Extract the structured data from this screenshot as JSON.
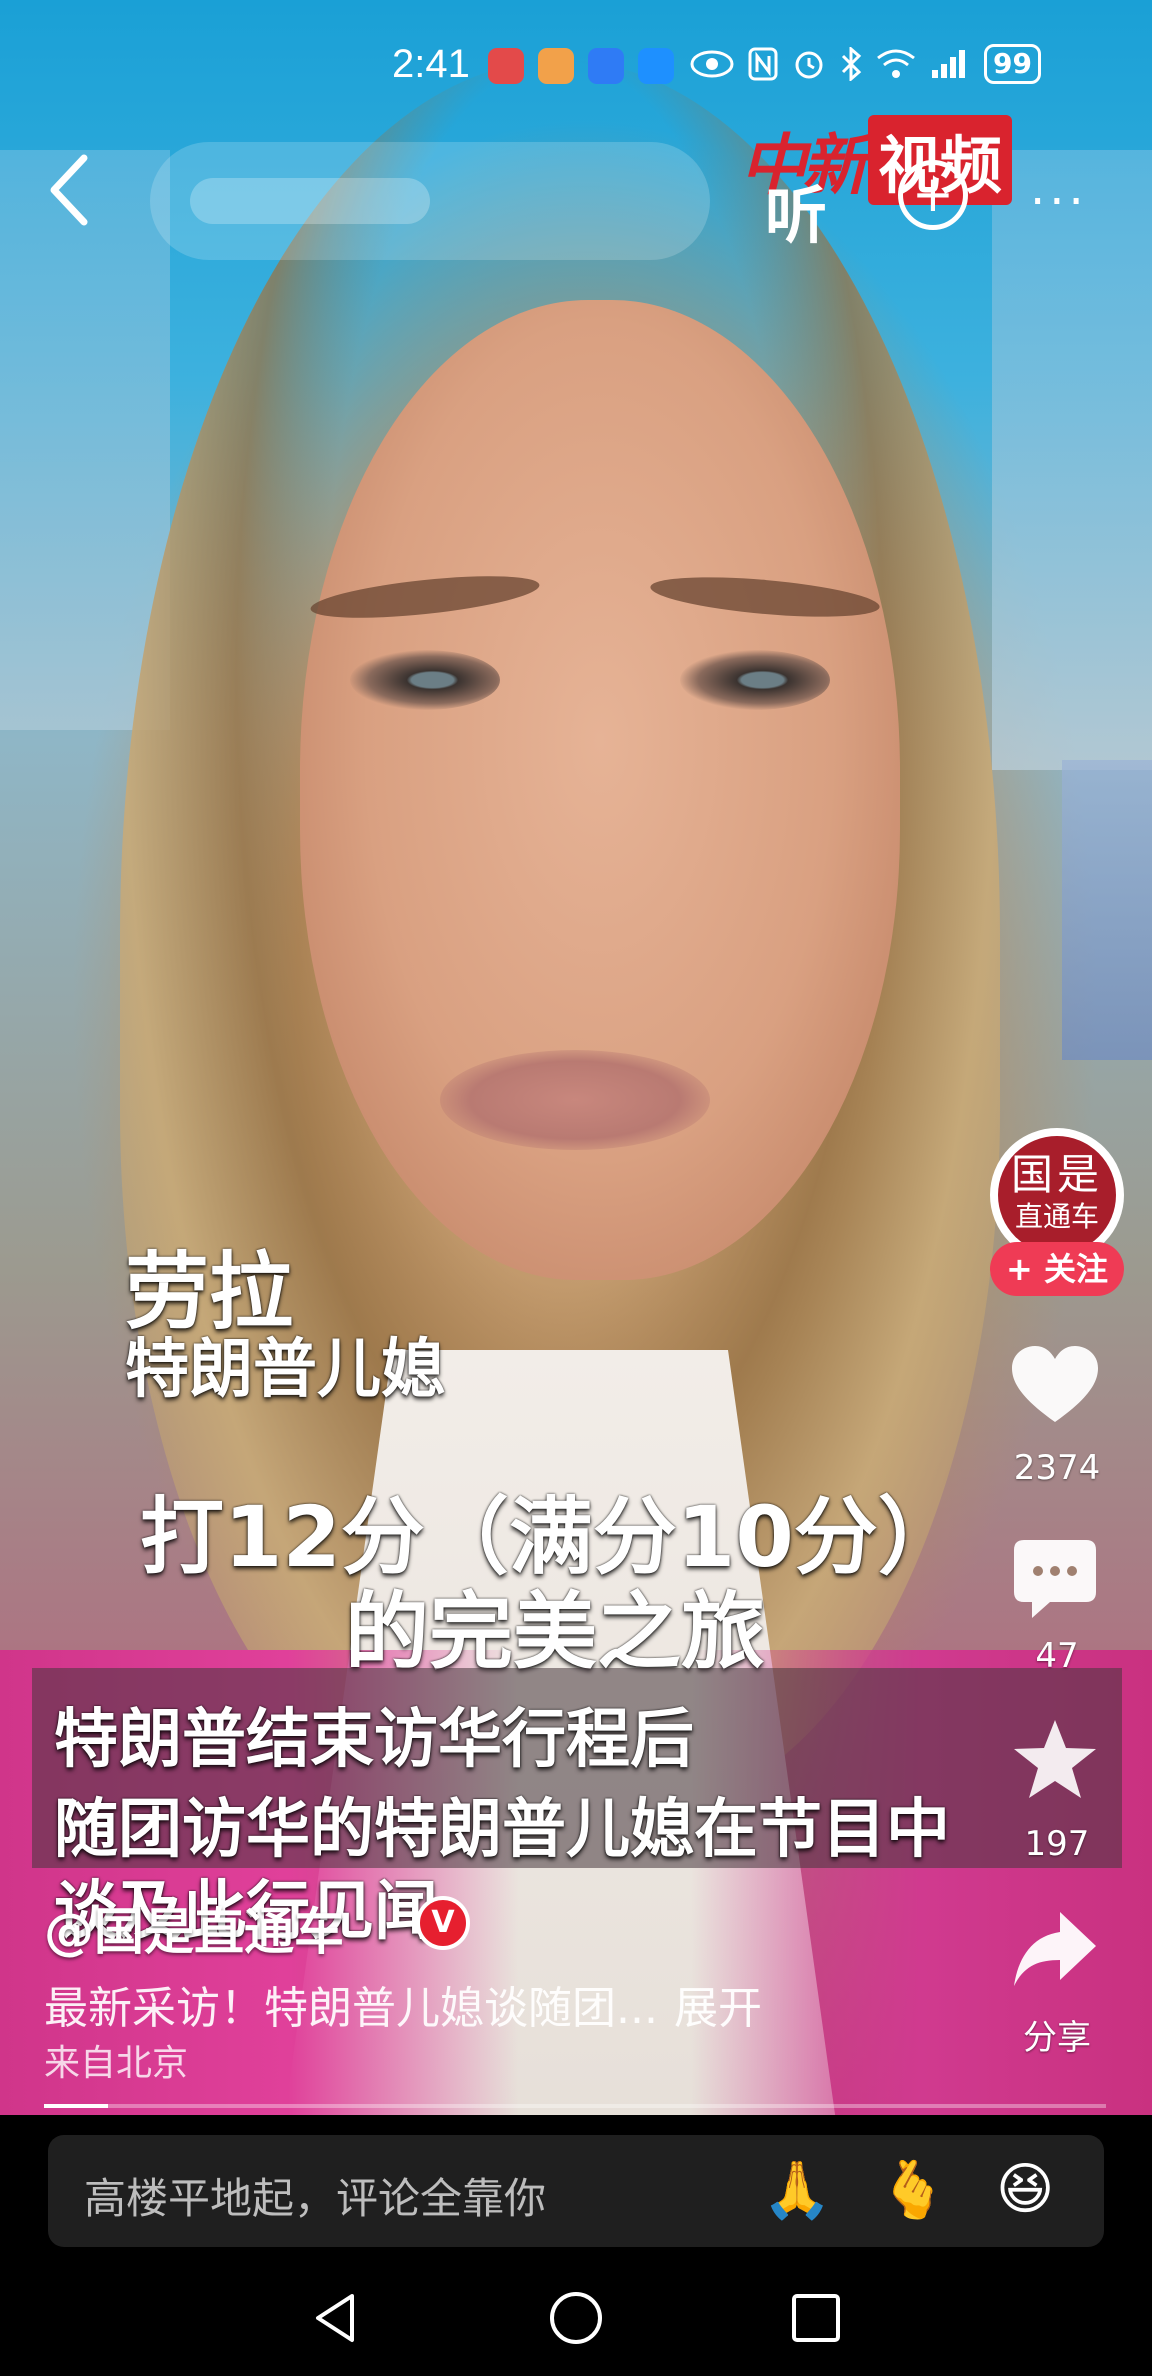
{
  "status_bar": {
    "time": "2:41",
    "app_icons": [
      "huawei-app-icon",
      "game-app-icon",
      "messaging-app-icon",
      "browser-app-icon"
    ],
    "indicators": [
      "eye-icon",
      "nfc-icon",
      "alarm-icon",
      "bluetooth-icon",
      "wifi-icon",
      "signal-icon"
    ],
    "battery": "99",
    "colors": {
      "app1": "#e34a4a",
      "app2": "#f2a14a",
      "app3": "#2f7bf5",
      "app4": "#1e90ff"
    }
  },
  "top_bar": {
    "back_icon": "back-arrow-icon",
    "logo_part1": "中新",
    "logo_part2": "视频",
    "listen_label": "听",
    "more_label": "..."
  },
  "captions": {
    "name": "劳拉",
    "role": "特朗普儿媳",
    "rating_line1": "打12分（满分10分）",
    "rating_line2": "的完美之旅",
    "subtitle_line1": "特朗普结束访华行程后",
    "subtitle_line2": "随团访华的特朗普儿媳在节目中",
    "subtitle_line3": "谈及此行见闻"
  },
  "sidebar": {
    "avatar_text_top": "国是",
    "avatar_text_bottom": "直通车",
    "follow_label": "+ 关注",
    "like_count": "2374",
    "comment_count": "47",
    "favorite_count": "197",
    "share_label": "分享"
  },
  "post": {
    "author": "@国是直通车",
    "verified_badge": "V",
    "description": "最新采访！特朗普儿媳谈随团...",
    "expand_label": "展开",
    "location": "来自北京",
    "progress": 0.06
  },
  "comment_bar": {
    "placeholder": "高楼平地起，评论全靠你",
    "emojis": [
      "🙏",
      "🫰",
      "😆"
    ]
  },
  "nav_bar": {
    "back": "nav-back-icon",
    "home": "nav-home-icon",
    "recents": "nav-recents-icon"
  }
}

To do: Make an exact copy of every record, pictures excluded.

Written solution:
Extract the structured data from this screenshot as JSON.
{
  "status_bar": {
    "time": "2:41",
    "app_icons": [
      "huawei-app-icon",
      "game-app-icon",
      "messaging-app-icon",
      "browser-app-icon"
    ],
    "indicators": [
      "eye-icon",
      "nfc-icon",
      "alarm-icon",
      "bluetooth-icon",
      "wifi-icon",
      "signal-icon"
    ],
    "battery": "99",
    "colors": {
      "app1": "#e34a4a",
      "app2": "#f2a14a",
      "app3": "#2f7bf5",
      "app4": "#1e90ff"
    }
  },
  "top_bar": {
    "back_icon": "back-arrow-icon",
    "logo_part1": "中新",
    "logo_part2": "视频",
    "listen_label": "听",
    "more_label": "..."
  },
  "captions": {
    "name": "劳拉",
    "role": "特朗普儿媳",
    "rating_line1": "打12分（满分10分）",
    "rating_line2": "的完美之旅",
    "subtitle_line1": "特朗普结束访华行程后",
    "subtitle_line2": "随团访华的特朗普儿媳在节目中",
    "subtitle_line3": "谈及此行见闻"
  },
  "sidebar": {
    "avatar_text_top": "国是",
    "avatar_text_bottom": "直通车",
    "follow_label": "+ 关注",
    "like_count": "2374",
    "comment_count": "47",
    "favorite_count": "197",
    "share_label": "分享"
  },
  "post": {
    "author": "@国是直通车",
    "verified_badge": "V",
    "description": "最新采访！特朗普儿媳谈随团...",
    "expand_label": "展开",
    "location": "来自北京",
    "progress": 0.06
  },
  "comment_bar": {
    "placeholder": "高楼平地起，评论全靠你",
    "emojis": [
      "🙏",
      "🫰",
      "😆"
    ]
  },
  "nav_bar": {
    "back": "nav-back-icon",
    "home": "nav-home-icon",
    "recents": "nav-recents-icon"
  }
}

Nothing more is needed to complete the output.